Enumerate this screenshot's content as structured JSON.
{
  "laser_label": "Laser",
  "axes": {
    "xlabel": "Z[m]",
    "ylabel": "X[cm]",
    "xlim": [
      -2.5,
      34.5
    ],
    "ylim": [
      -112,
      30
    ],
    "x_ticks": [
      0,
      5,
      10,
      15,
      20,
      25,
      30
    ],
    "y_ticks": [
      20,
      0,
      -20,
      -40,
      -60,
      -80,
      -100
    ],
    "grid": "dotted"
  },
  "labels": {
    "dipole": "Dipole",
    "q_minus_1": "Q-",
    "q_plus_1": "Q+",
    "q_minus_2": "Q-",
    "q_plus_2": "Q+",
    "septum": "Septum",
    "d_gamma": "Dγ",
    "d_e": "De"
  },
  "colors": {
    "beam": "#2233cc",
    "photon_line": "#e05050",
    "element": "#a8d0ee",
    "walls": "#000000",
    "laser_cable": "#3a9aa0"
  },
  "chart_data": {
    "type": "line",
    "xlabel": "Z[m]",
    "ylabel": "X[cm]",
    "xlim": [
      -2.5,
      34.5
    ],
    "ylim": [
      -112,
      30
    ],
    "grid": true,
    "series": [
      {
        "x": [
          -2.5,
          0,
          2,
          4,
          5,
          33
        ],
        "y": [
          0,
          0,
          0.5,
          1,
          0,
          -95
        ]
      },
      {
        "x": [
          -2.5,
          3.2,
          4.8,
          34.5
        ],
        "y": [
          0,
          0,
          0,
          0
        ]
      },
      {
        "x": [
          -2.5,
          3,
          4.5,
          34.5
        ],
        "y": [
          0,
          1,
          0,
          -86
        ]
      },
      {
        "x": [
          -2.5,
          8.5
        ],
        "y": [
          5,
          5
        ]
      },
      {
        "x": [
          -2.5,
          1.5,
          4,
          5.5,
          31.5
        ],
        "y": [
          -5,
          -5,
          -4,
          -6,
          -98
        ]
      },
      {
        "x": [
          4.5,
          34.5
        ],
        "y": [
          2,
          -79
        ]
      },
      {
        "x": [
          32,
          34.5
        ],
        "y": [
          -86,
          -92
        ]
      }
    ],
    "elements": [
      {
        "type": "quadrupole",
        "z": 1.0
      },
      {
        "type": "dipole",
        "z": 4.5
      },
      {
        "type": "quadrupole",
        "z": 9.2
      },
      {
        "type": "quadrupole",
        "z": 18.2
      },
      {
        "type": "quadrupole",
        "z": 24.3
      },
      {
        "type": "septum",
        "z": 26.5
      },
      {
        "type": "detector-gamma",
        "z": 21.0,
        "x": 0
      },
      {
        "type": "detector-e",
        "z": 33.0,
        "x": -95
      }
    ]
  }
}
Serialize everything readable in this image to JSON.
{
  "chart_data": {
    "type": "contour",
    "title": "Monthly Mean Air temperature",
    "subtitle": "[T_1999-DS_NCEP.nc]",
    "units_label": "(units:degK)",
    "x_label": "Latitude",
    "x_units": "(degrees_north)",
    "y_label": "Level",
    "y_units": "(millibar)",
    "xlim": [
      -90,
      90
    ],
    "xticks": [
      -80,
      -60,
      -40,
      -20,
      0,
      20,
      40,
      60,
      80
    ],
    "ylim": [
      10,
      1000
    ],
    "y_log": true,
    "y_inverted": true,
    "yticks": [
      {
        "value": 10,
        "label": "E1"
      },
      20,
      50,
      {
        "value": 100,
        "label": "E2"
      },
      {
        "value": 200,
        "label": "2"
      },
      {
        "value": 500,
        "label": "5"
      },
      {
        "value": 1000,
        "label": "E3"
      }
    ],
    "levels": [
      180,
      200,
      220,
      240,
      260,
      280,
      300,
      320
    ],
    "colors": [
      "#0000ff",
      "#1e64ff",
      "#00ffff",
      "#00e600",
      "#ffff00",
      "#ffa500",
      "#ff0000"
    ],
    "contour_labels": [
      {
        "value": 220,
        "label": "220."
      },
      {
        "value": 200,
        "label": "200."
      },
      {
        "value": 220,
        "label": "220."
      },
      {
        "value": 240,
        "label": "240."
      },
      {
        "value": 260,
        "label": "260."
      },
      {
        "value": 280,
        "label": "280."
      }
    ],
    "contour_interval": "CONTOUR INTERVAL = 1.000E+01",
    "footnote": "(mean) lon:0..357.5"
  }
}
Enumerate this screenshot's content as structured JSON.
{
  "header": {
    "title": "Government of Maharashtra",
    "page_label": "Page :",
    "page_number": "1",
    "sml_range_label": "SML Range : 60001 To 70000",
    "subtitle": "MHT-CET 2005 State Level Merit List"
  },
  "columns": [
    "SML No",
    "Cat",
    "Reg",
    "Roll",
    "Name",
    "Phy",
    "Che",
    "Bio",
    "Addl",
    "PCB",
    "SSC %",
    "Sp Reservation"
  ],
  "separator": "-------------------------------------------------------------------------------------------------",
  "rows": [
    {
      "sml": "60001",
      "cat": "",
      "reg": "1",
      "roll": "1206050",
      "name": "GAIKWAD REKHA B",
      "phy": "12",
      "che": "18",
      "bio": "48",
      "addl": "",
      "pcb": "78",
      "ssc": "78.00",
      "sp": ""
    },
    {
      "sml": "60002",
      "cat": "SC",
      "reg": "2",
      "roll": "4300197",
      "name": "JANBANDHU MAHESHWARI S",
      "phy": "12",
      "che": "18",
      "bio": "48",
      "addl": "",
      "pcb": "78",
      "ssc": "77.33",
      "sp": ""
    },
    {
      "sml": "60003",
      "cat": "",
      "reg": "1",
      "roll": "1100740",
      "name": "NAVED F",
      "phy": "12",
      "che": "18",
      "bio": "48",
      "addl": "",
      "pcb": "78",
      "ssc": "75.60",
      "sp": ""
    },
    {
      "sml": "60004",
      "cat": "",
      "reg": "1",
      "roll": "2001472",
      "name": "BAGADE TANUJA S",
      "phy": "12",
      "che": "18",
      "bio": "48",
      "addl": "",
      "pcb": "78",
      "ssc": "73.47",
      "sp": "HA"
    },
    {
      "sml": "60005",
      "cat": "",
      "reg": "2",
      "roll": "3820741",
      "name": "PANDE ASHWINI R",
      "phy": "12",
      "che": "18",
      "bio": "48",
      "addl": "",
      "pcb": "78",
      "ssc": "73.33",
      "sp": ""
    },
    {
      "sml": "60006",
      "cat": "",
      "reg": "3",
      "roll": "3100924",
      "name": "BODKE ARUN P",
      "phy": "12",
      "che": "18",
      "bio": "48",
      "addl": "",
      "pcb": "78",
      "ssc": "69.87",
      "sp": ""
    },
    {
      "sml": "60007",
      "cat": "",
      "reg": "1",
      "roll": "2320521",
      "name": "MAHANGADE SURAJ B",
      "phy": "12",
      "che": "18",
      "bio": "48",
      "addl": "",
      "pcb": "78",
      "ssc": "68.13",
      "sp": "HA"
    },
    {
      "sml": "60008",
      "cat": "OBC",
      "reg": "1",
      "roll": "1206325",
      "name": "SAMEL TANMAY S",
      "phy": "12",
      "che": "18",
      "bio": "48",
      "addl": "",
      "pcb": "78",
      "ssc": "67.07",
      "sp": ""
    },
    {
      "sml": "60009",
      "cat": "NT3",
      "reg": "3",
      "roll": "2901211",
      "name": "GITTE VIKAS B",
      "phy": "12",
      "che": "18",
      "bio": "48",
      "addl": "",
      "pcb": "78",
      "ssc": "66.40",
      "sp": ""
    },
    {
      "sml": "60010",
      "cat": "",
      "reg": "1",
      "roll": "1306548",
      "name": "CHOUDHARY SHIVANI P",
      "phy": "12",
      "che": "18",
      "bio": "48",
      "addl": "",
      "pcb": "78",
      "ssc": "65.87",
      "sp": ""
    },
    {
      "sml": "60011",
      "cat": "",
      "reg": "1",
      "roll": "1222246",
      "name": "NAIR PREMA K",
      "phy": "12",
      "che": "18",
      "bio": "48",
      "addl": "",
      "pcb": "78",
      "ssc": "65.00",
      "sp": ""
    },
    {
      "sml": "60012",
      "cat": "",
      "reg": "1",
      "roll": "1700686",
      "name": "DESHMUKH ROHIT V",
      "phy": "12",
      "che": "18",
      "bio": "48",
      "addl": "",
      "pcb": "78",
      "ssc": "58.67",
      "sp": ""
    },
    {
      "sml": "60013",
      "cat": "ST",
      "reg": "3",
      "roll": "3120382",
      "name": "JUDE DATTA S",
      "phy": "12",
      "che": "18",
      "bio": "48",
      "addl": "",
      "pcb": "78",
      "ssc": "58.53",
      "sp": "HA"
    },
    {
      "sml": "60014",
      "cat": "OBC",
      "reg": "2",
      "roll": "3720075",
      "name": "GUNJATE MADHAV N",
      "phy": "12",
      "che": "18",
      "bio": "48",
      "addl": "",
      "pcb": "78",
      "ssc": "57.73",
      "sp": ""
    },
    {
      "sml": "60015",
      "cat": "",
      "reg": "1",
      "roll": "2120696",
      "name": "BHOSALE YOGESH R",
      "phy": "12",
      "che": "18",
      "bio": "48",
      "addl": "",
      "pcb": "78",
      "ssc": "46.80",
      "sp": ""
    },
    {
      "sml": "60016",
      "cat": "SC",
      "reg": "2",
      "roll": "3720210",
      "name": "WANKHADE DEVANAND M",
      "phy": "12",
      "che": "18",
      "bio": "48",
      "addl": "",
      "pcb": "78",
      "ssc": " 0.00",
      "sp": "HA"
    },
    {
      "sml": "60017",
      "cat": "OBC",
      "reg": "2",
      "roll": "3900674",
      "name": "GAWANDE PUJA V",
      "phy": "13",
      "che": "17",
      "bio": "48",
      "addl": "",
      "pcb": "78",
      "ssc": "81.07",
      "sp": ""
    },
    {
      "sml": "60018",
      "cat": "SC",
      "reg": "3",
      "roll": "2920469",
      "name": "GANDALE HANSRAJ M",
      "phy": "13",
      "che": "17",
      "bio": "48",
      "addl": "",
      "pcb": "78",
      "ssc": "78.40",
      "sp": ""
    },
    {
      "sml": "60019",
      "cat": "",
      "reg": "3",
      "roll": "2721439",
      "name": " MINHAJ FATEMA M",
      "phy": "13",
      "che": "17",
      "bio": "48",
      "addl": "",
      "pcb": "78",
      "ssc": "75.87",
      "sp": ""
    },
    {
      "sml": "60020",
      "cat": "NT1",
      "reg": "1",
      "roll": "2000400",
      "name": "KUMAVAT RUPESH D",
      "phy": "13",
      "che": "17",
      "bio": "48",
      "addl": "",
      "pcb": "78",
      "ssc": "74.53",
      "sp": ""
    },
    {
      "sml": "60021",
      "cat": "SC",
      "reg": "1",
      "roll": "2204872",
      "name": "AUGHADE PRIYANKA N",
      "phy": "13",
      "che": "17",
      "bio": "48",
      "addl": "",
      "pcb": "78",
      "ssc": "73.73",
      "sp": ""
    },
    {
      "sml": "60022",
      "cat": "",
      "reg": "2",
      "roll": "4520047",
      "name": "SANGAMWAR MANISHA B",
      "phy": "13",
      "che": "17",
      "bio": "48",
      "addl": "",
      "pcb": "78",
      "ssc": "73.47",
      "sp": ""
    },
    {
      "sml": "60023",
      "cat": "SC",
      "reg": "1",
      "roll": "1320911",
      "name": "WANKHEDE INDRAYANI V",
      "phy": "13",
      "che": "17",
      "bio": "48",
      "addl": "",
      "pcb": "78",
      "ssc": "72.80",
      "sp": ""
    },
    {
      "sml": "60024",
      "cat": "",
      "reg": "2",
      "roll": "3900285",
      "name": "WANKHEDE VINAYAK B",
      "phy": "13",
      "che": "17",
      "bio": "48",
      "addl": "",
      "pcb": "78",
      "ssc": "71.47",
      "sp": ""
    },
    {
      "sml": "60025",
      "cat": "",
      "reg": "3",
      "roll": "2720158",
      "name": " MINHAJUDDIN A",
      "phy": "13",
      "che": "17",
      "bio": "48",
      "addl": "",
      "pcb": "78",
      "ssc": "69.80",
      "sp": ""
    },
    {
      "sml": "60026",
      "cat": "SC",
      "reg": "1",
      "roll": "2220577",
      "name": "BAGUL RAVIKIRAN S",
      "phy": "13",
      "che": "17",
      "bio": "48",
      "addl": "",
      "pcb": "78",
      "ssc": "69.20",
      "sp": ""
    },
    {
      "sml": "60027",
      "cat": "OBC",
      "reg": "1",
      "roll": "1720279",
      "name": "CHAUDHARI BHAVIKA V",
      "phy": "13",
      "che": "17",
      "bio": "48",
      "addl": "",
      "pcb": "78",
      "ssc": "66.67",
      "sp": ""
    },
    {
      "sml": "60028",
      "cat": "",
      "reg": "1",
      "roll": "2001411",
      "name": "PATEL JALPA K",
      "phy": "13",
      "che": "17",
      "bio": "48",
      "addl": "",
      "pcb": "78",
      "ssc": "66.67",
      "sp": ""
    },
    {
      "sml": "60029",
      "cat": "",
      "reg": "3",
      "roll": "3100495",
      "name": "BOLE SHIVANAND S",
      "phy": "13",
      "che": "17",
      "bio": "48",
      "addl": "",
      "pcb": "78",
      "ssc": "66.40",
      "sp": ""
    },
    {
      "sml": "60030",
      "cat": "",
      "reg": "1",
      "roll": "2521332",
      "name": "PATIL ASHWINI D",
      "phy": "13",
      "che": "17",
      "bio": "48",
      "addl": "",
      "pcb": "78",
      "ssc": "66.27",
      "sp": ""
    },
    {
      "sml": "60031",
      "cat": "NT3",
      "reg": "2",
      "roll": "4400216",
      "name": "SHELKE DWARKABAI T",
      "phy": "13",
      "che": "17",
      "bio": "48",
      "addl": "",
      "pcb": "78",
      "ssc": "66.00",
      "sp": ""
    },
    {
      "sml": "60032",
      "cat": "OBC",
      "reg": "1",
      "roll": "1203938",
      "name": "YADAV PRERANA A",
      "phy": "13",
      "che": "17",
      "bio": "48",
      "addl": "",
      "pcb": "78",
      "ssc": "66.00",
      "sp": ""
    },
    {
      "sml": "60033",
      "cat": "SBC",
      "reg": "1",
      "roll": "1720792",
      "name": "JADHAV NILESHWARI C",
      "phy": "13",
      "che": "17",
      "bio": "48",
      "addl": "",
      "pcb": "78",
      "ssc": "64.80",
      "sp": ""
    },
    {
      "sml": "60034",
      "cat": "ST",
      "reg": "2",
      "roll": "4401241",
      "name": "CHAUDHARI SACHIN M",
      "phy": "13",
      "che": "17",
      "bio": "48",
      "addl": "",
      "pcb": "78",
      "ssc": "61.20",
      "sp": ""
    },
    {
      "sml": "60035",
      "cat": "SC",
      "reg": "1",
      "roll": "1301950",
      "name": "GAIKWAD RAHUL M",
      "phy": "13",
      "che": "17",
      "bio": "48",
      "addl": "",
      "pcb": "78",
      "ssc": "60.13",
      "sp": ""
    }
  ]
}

-.-.-

PROMPT
Collect from the data above every line that includes "detector".

RESULT
        "type": "detector-gamma",
        "type": "detector-e",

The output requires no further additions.